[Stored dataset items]
____________________
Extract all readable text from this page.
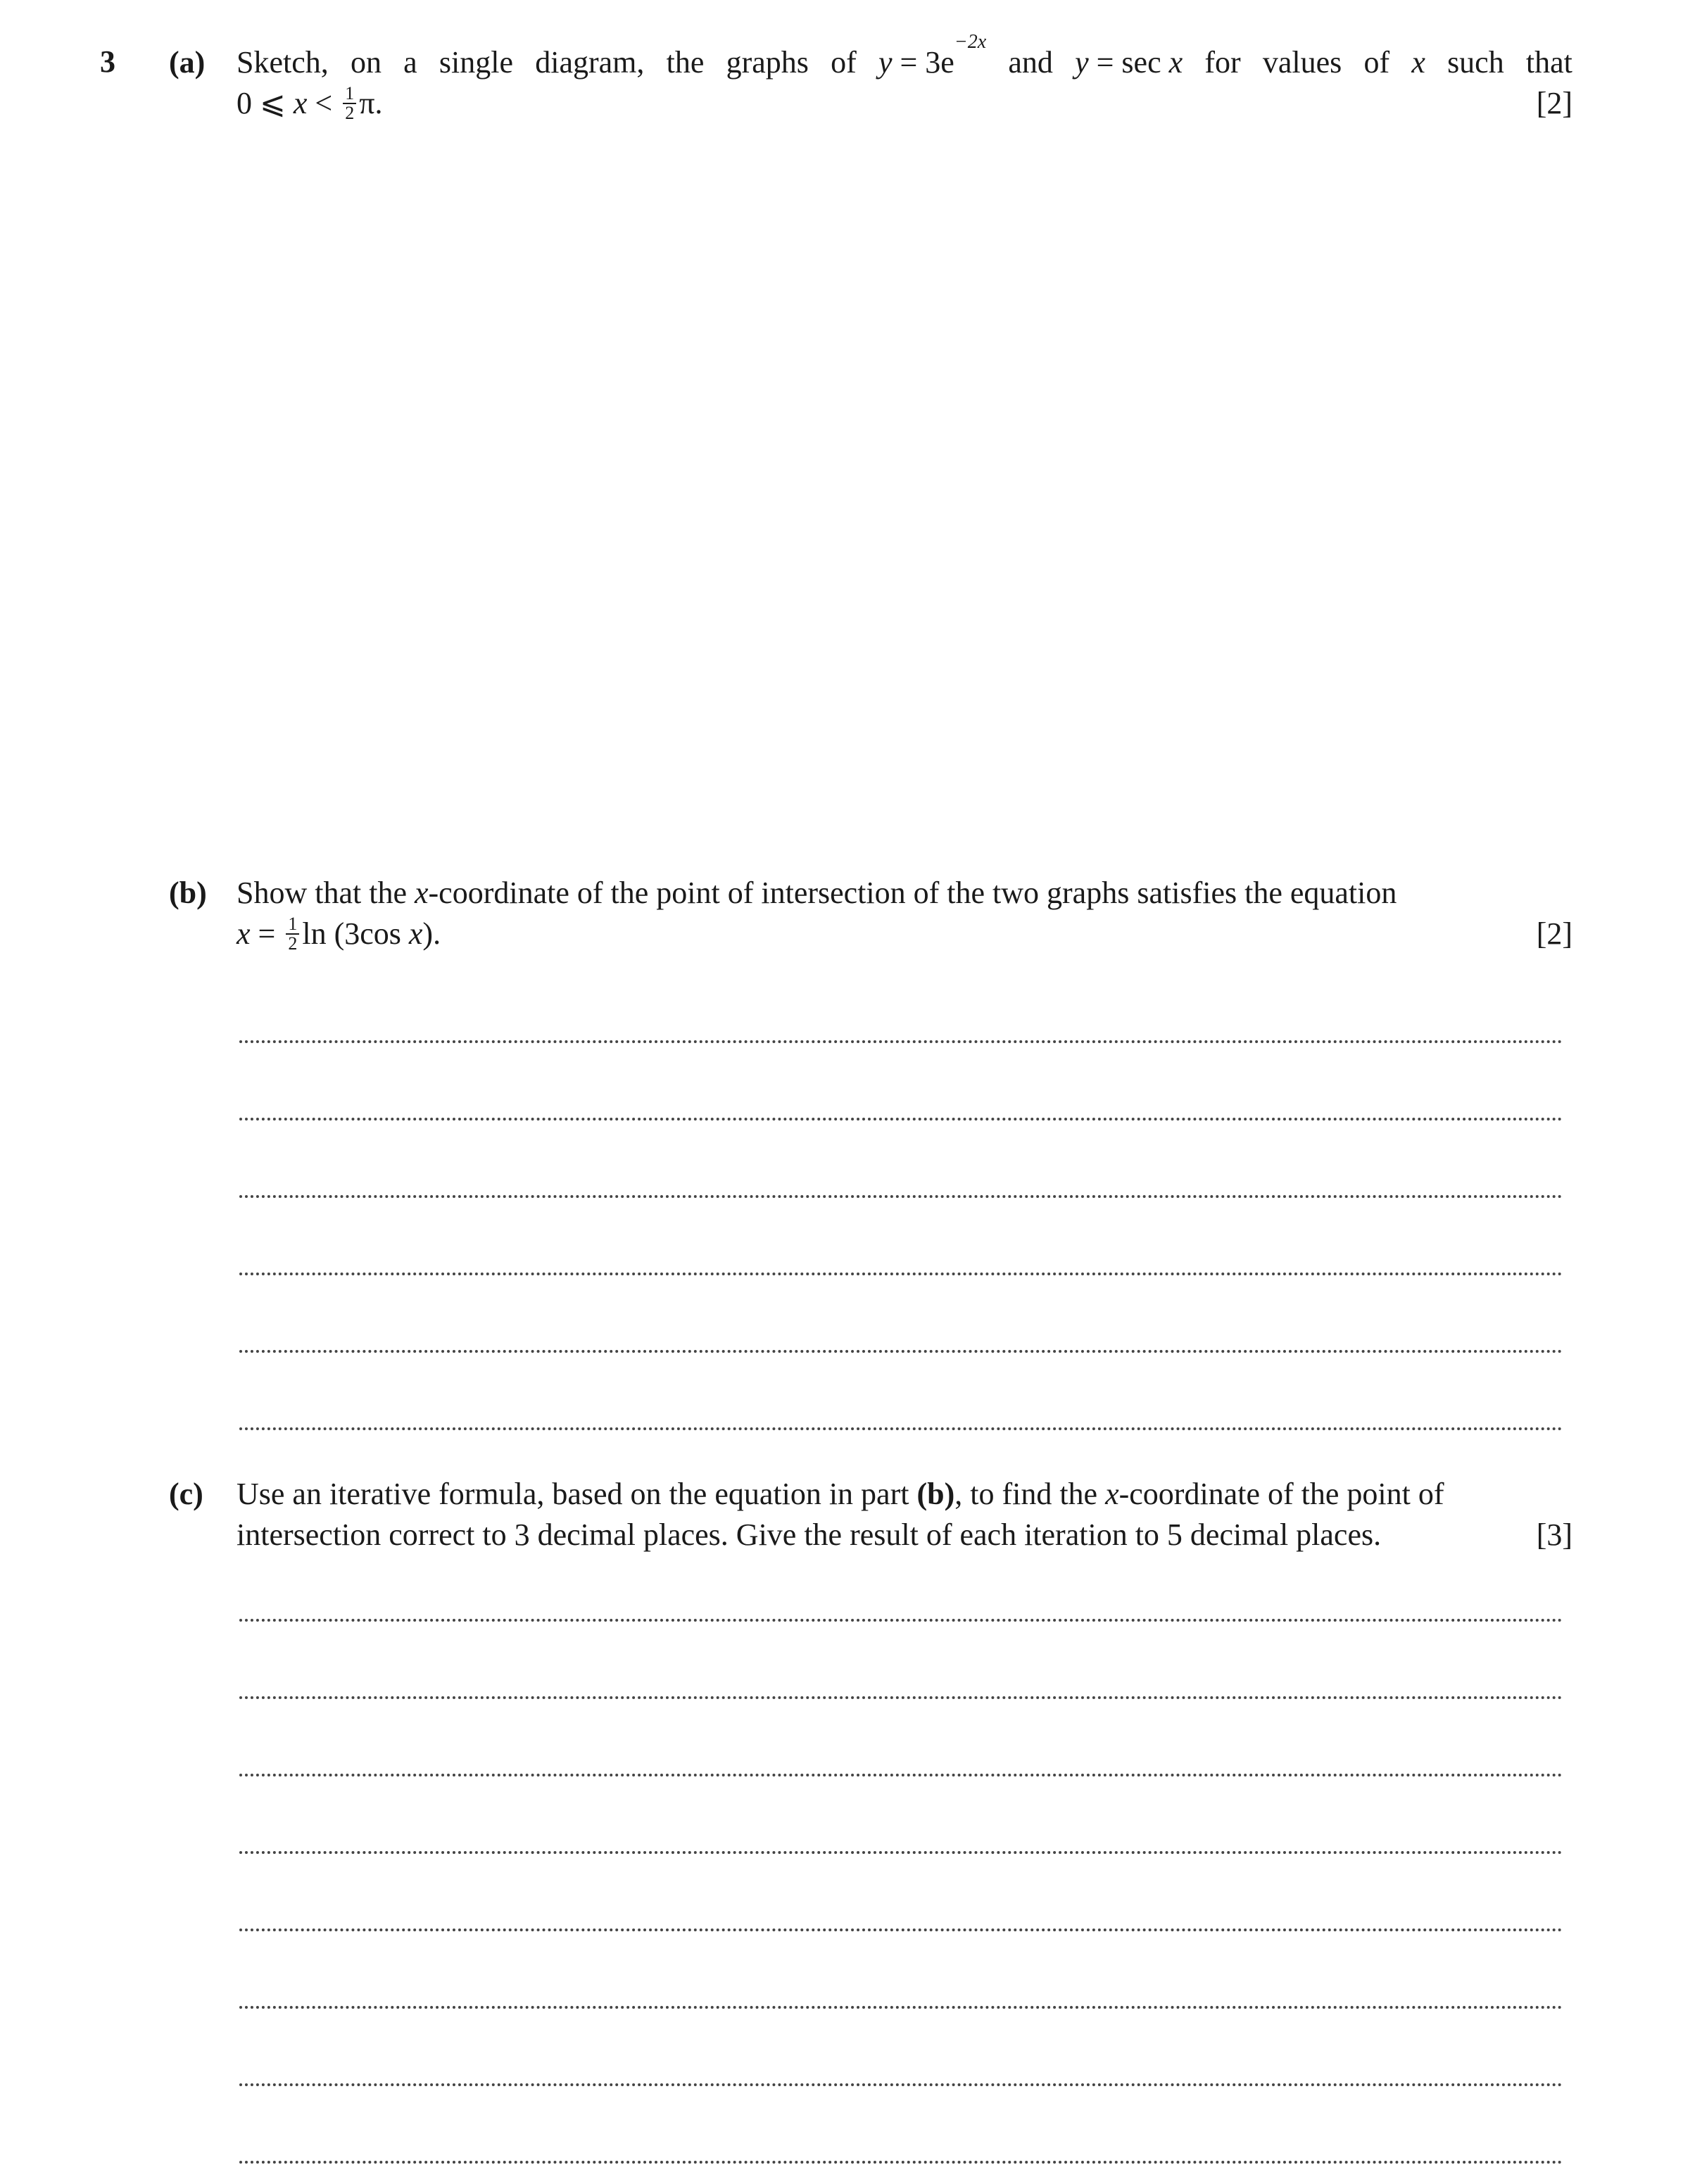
3 (a) Sketch, on a single diagram, the graphs of $y = 3e^{-2x}$
and y = sec x for values of x such that
0 ⩽ $x < \frac{1}{2} \pi$.	[2]
(b) Show that the x-coordinate of the point of intersection of the two graphs satisfies the equation
$x = \frac{1}{2}$ ln (3cos x).	[2]
(c) Use an iterative formula, based on the equation in part (b), to find the x-coordinate of the point of
intersection correct to 3 decimal places. Give the result of each iteration to 5 decimal places.	[3]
____________________
Repeat the full listing above exactly, with no pictures in the copy.

Extract all readable text from this page.
3 (a) Sketch, on a single diagram, the graphs of $y = 3e^{-2x}$
and y = sec x for values of x such that
0 ⩽ $x < \frac{1}{2} \pi$.	[2]
(b) Show that the x-coordinate of the point of intersection of the two graphs satisfies the equation
$x = \frac{1}{2}$ ln (3cos x).	[2]
(c) Use an iterative formula, based on the equation in part (b), to find the x-coordinate of the point of
intersection correct to 3 decimal places. Give the result of each iteration to 5 decimal places.	[3]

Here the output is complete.